What you need to do: Single out the lines of the material that contain "January" and copy them.

Listing:

══════════

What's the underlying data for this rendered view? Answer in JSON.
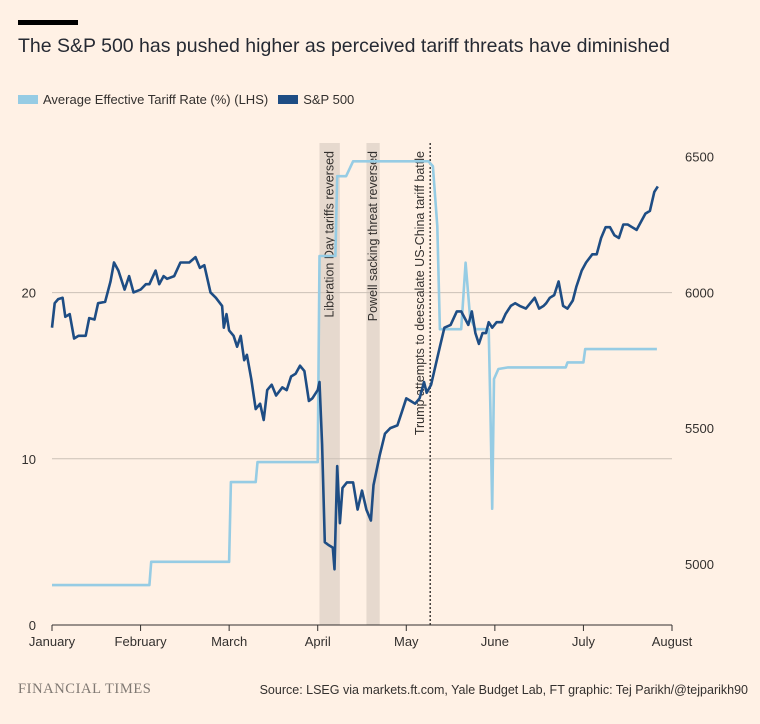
{
  "title": "The S&P 500 has pushed higher as perceived tariff threats have diminished",
  "colors": {
    "background": "#fff1e5",
    "tariff": "#96cce4",
    "sp500": "#1e4d84",
    "shade": "#e6d9ce",
    "grid": "#ccc1b7",
    "axis": "#33302e"
  },
  "footer": {
    "brand": "FINANCIAL TIMES",
    "source": "Source: LSEG via markets.ft.com, Yale Budget Lab, FT graphic: Tej Parikh/@tejparikh90"
  },
  "chart_data": {
    "type": "line",
    "x_unit": "month (0 = 1 January, 7 = 1 August)",
    "x_ticks": [
      {
        "label": "January",
        "x": 0
      },
      {
        "label": "February",
        "x": 1
      },
      {
        "label": "March",
        "x": 2
      },
      {
        "label": "April",
        "x": 3
      },
      {
        "label": "May",
        "x": 4
      },
      {
        "label": "June",
        "x": 5
      },
      {
        "label": "July",
        "x": 6
      },
      {
        "label": "August",
        "x": 7
      }
    ],
    "left_axis": {
      "label": "Average Effective Tariff Rate (%)",
      "ylim": [
        0,
        29
      ],
      "ticks": [
        {
          "label": "0",
          "v": 0
        },
        {
          "label": "10",
          "v": 10
        },
        {
          "label": "20",
          "v": 20
        }
      ]
    },
    "right_axis": {
      "label": "S&P 500",
      "ylim": [
        4775,
        6550
      ],
      "ticks": [
        {
          "label": "5000",
          "v": 5000
        },
        {
          "label": "5500",
          "v": 5500
        },
        {
          "label": "6000",
          "v": 6000
        },
        {
          "label": "6500",
          "v": 6500
        }
      ]
    },
    "legend": [
      "Average Effective Tariff Rate (%) (LHS)",
      "S&P 500"
    ],
    "series": [
      {
        "name": "Average Effective Tariff Rate (%) (LHS)",
        "axis": "left",
        "points": [
          [
            0.0,
            2.4
          ],
          [
            1.1,
            2.4
          ],
          [
            1.12,
            3.8
          ],
          [
            2.0,
            3.8
          ],
          [
            2.02,
            8.6
          ],
          [
            2.3,
            8.6
          ],
          [
            2.32,
            9.8
          ],
          [
            3.0,
            9.8
          ],
          [
            3.02,
            22.2
          ],
          [
            3.2,
            22.2
          ],
          [
            3.22,
            27.0
          ],
          [
            3.32,
            27.0
          ],
          [
            3.4,
            27.9
          ],
          [
            4.25,
            27.9
          ],
          [
            4.3,
            27.6
          ],
          [
            4.35,
            24.0
          ],
          [
            4.38,
            17.8
          ],
          [
            4.62,
            17.8
          ],
          [
            4.67,
            21.8
          ],
          [
            4.72,
            18.5
          ],
          [
            4.78,
            17.8
          ],
          [
            4.93,
            17.8
          ],
          [
            4.95,
            13.0
          ],
          [
            4.97,
            7.0
          ],
          [
            4.99,
            14.8
          ],
          [
            5.04,
            15.4
          ],
          [
            5.15,
            15.5
          ],
          [
            5.8,
            15.5
          ],
          [
            5.82,
            15.8
          ],
          [
            6.0,
            15.8
          ],
          [
            6.02,
            16.6
          ],
          [
            6.83,
            16.6
          ]
        ]
      },
      {
        "name": "S&P 500",
        "axis": "right",
        "points": [
          [
            0.0,
            5870
          ],
          [
            0.03,
            5960
          ],
          [
            0.07,
            5975
          ],
          [
            0.12,
            5980
          ],
          [
            0.15,
            5910
          ],
          [
            0.2,
            5920
          ],
          [
            0.25,
            5830
          ],
          [
            0.3,
            5840
          ],
          [
            0.38,
            5840
          ],
          [
            0.42,
            5905
          ],
          [
            0.48,
            5900
          ],
          [
            0.52,
            5960
          ],
          [
            0.6,
            5965
          ],
          [
            0.66,
            6040
          ],
          [
            0.7,
            6110
          ],
          [
            0.75,
            6080
          ],
          [
            0.82,
            6010
          ],
          [
            0.87,
            6060
          ],
          [
            0.92,
            6000
          ],
          [
            1.0,
            6010
          ],
          [
            1.06,
            6030
          ],
          [
            1.1,
            6030
          ],
          [
            1.17,
            6080
          ],
          [
            1.21,
            6030
          ],
          [
            1.26,
            6060
          ],
          [
            1.3,
            6050
          ],
          [
            1.38,
            6060
          ],
          [
            1.45,
            6110
          ],
          [
            1.55,
            6110
          ],
          [
            1.62,
            6130
          ],
          [
            1.67,
            6090
          ],
          [
            1.72,
            6100
          ],
          [
            1.79,
            6000
          ],
          [
            1.85,
            5980
          ],
          [
            1.92,
            5950
          ],
          [
            1.94,
            5870
          ],
          [
            1.97,
            5920
          ],
          [
            2.0,
            5860
          ],
          [
            2.05,
            5840
          ],
          [
            2.09,
            5800
          ],
          [
            2.13,
            5840
          ],
          [
            2.17,
            5750
          ],
          [
            2.2,
            5770
          ],
          [
            2.25,
            5680
          ],
          [
            2.3,
            5570
          ],
          [
            2.35,
            5590
          ],
          [
            2.39,
            5530
          ],
          [
            2.43,
            5640
          ],
          [
            2.48,
            5660
          ],
          [
            2.53,
            5620
          ],
          [
            2.6,
            5650
          ],
          [
            2.65,
            5640
          ],
          [
            2.7,
            5690
          ],
          [
            2.75,
            5700
          ],
          [
            2.8,
            5730
          ],
          [
            2.85,
            5710
          ],
          [
            2.9,
            5600
          ],
          [
            2.94,
            5610
          ],
          [
            3.0,
            5640
          ],
          [
            3.02,
            5670
          ],
          [
            3.05,
            5440
          ],
          [
            3.08,
            5080
          ],
          [
            3.12,
            5070
          ],
          [
            3.17,
            5060
          ],
          [
            3.19,
            4980
          ],
          [
            3.22,
            5360
          ],
          [
            3.25,
            5150
          ],
          [
            3.28,
            5280
          ],
          [
            3.33,
            5300
          ],
          [
            3.4,
            5300
          ],
          [
            3.45,
            5200
          ],
          [
            3.5,
            5270
          ],
          [
            3.55,
            5200
          ],
          [
            3.6,
            5160
          ],
          [
            3.63,
            5290
          ],
          [
            3.7,
            5400
          ],
          [
            3.76,
            5480
          ],
          [
            3.82,
            5500
          ],
          [
            3.9,
            5510
          ],
          [
            3.95,
            5560
          ],
          [
            4.0,
            5610
          ],
          [
            4.05,
            5600
          ],
          [
            4.1,
            5590
          ],
          [
            4.15,
            5610
          ],
          [
            4.2,
            5670
          ],
          [
            4.23,
            5630
          ],
          [
            4.28,
            5660
          ],
          [
            4.33,
            5730
          ],
          [
            4.38,
            5800
          ],
          [
            4.43,
            5870
          ],
          [
            4.5,
            5880
          ],
          [
            4.57,
            5930
          ],
          [
            4.62,
            5930
          ],
          [
            4.7,
            5880
          ],
          [
            4.74,
            5930
          ],
          [
            4.78,
            5850
          ],
          [
            4.82,
            5810
          ],
          [
            4.86,
            5850
          ],
          [
            4.9,
            5850
          ],
          [
            4.93,
            5890
          ],
          [
            4.97,
            5870
          ],
          [
            5.02,
            5890
          ],
          [
            5.08,
            5890
          ],
          [
            5.12,
            5920
          ],
          [
            5.18,
            5950
          ],
          [
            5.23,
            5960
          ],
          [
            5.28,
            5950
          ],
          [
            5.35,
            5940
          ],
          [
            5.4,
            5960
          ],
          [
            5.45,
            5980
          ],
          [
            5.5,
            5940
          ],
          [
            5.55,
            5950
          ],
          [
            5.58,
            5960
          ],
          [
            5.62,
            5980
          ],
          [
            5.67,
            5990
          ],
          [
            5.72,
            6040
          ],
          [
            5.77,
            5950
          ],
          [
            5.82,
            5940
          ],
          [
            5.88,
            5970
          ],
          [
            5.92,
            6020
          ],
          [
            5.95,
            6050
          ],
          [
            5.98,
            6080
          ],
          [
            6.03,
            6110
          ],
          [
            6.1,
            6140
          ],
          [
            6.15,
            6140
          ],
          [
            6.2,
            6200
          ],
          [
            6.25,
            6240
          ],
          [
            6.3,
            6240
          ],
          [
            6.35,
            6210
          ],
          [
            6.4,
            6200
          ],
          [
            6.45,
            6250
          ],
          [
            6.5,
            6250
          ],
          [
            6.55,
            6240
          ],
          [
            6.6,
            6230
          ],
          [
            6.65,
            6260
          ],
          [
            6.7,
            6290
          ],
          [
            6.75,
            6300
          ],
          [
            6.8,
            6370
          ],
          [
            6.84,
            6390
          ]
        ]
      }
    ],
    "shaded_bands": [
      {
        "label": "Liberation Day tariffs reversed",
        "x_start": 3.02,
        "x_end": 3.25
      },
      {
        "label": "Powell sacking threat reversed",
        "x_start": 3.55,
        "x_end": 3.7
      }
    ],
    "annotations": [
      {
        "label": "Trump attempts to deescalate US-China tariff battle",
        "x": 4.27,
        "style": "dotted-line"
      }
    ]
  }
}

══════════

Reply:
    "x_unit": "month (0 = 1 January, 7 = 1 August)",
        "label": "January",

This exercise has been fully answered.